* START Task inputs *

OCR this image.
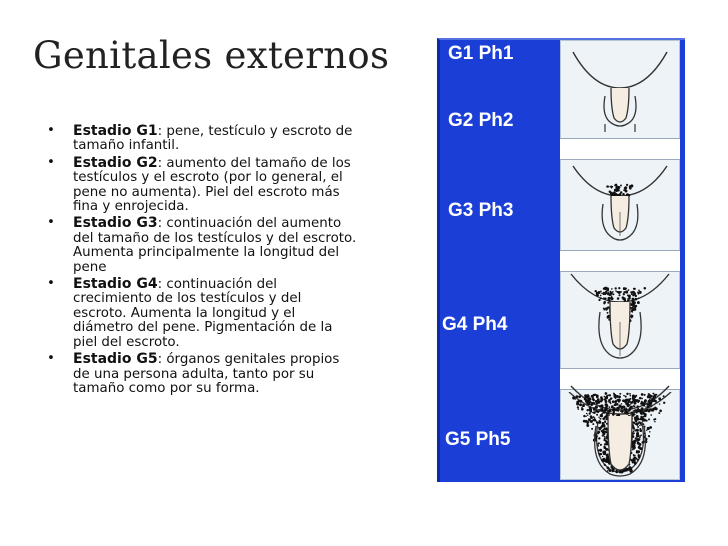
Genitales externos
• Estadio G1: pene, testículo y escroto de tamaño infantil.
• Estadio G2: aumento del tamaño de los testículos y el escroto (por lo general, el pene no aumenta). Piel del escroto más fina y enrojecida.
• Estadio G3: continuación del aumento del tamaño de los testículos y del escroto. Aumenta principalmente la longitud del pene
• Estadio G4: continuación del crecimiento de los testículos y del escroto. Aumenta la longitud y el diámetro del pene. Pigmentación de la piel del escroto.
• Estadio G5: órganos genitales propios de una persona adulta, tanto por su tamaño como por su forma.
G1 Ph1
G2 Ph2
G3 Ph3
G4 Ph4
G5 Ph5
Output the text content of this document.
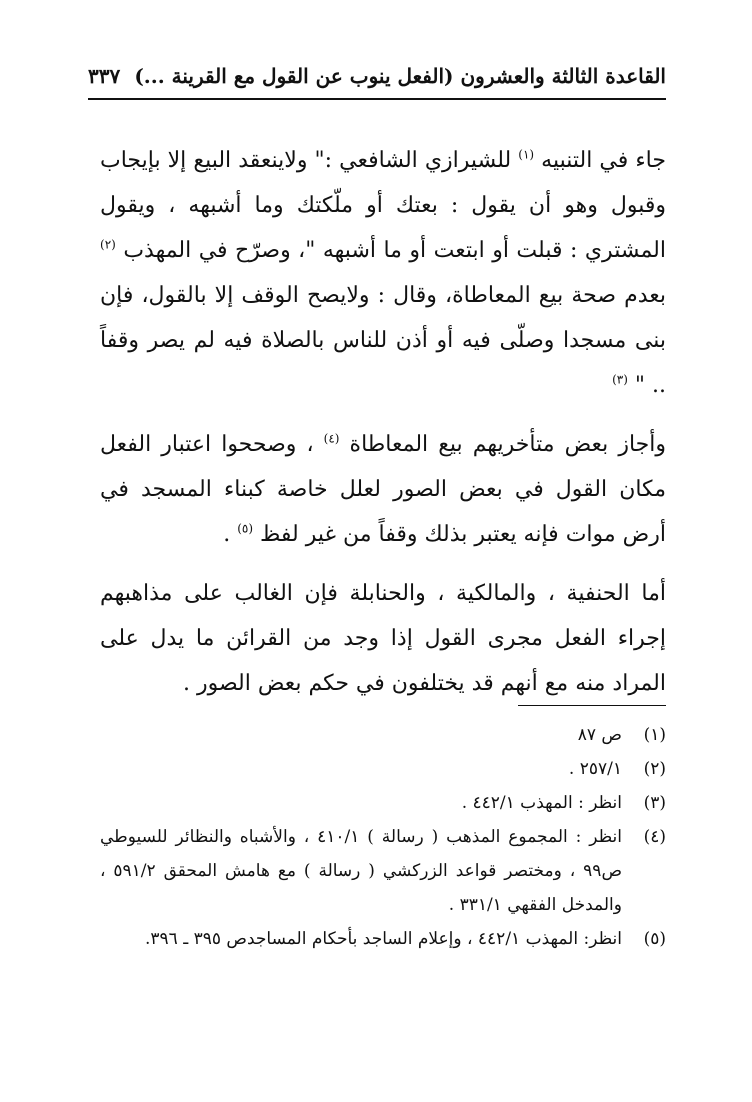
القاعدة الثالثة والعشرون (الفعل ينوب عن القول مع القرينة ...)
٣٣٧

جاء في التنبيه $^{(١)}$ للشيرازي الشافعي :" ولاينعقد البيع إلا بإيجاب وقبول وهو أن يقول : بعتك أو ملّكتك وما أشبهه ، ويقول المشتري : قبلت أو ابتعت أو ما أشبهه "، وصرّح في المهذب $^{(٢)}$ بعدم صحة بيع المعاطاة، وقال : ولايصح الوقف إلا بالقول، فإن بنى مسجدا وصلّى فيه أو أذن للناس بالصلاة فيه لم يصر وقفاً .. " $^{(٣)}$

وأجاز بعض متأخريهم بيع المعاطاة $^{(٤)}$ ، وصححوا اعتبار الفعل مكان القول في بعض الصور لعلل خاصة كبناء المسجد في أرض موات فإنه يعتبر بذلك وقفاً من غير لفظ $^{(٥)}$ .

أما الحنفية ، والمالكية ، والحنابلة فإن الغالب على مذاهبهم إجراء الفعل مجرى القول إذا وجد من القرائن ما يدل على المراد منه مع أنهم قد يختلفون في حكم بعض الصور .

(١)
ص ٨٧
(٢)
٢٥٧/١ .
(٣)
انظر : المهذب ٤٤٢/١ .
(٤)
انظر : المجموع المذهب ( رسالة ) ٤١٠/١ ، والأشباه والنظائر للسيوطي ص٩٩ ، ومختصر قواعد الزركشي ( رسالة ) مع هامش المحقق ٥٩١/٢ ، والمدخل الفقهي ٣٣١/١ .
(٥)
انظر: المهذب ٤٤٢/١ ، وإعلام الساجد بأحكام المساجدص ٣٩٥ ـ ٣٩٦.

* END Task inputs *
* START Task inputs *

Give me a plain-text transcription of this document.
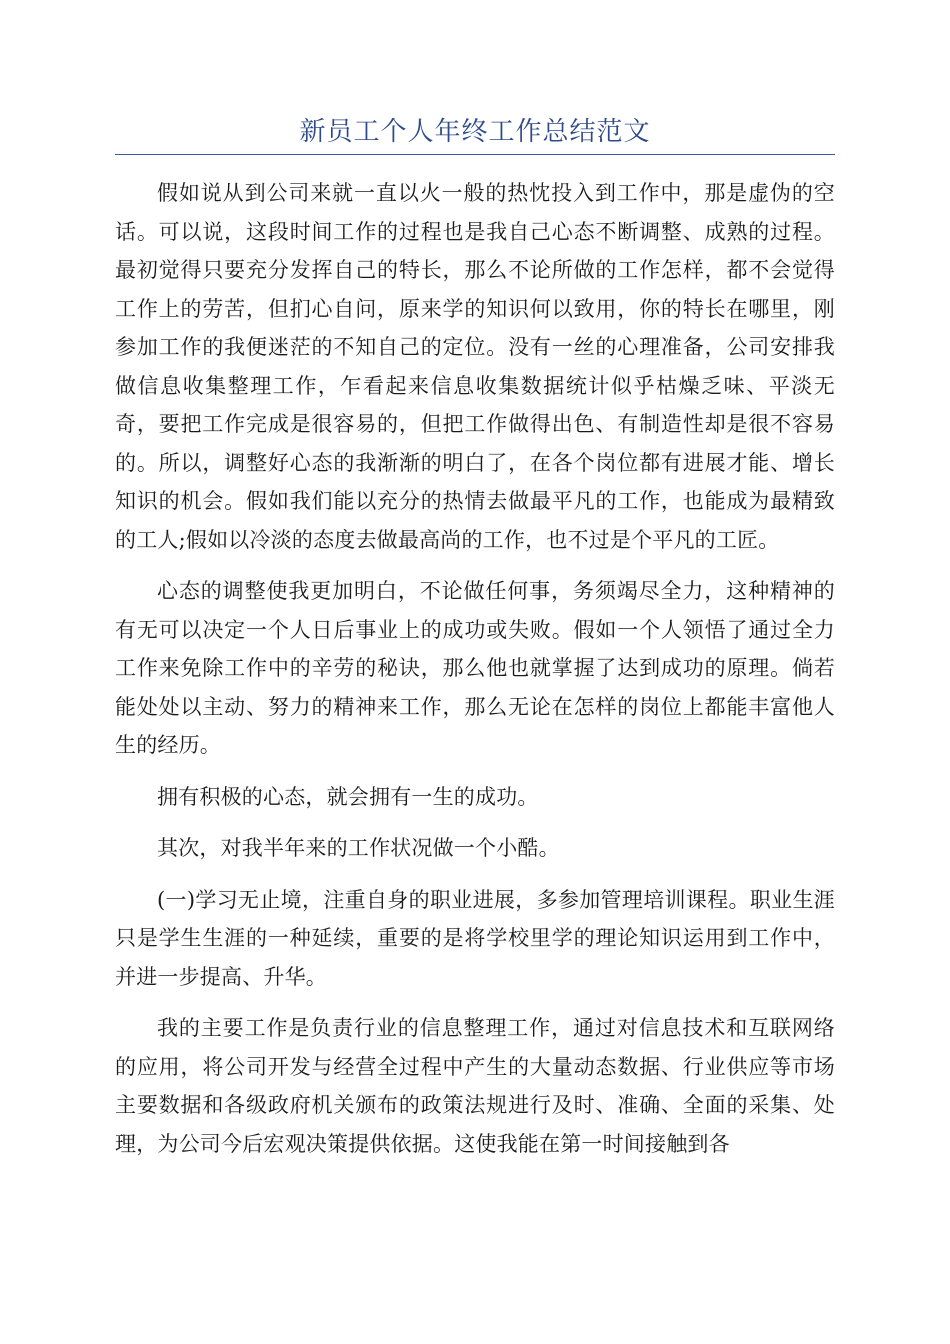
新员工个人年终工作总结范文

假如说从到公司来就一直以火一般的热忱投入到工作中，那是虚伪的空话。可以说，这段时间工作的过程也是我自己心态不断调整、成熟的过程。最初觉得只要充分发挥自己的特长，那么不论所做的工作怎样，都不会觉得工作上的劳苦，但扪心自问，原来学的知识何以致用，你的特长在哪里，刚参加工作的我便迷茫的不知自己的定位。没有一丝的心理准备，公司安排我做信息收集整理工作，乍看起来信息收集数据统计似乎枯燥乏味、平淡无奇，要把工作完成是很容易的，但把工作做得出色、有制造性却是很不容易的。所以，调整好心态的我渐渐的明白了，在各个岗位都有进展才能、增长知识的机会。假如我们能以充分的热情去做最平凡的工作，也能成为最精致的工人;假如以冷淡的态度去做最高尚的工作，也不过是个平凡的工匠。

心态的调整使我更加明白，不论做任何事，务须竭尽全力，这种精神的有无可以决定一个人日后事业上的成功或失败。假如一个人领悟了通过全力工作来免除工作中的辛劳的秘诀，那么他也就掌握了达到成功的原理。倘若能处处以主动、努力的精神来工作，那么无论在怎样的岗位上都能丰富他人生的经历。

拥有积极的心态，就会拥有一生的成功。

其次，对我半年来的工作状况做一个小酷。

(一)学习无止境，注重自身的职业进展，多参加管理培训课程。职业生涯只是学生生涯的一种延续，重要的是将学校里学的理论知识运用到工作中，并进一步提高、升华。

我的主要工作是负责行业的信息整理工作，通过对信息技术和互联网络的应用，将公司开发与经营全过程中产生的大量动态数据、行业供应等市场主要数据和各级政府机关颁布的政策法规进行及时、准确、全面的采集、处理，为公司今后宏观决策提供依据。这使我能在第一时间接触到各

* END Task inputs *

▸ Your goal:
Provide the number of lines in the entries that include "pene", and no other text.

▸ Answer to the problem:
4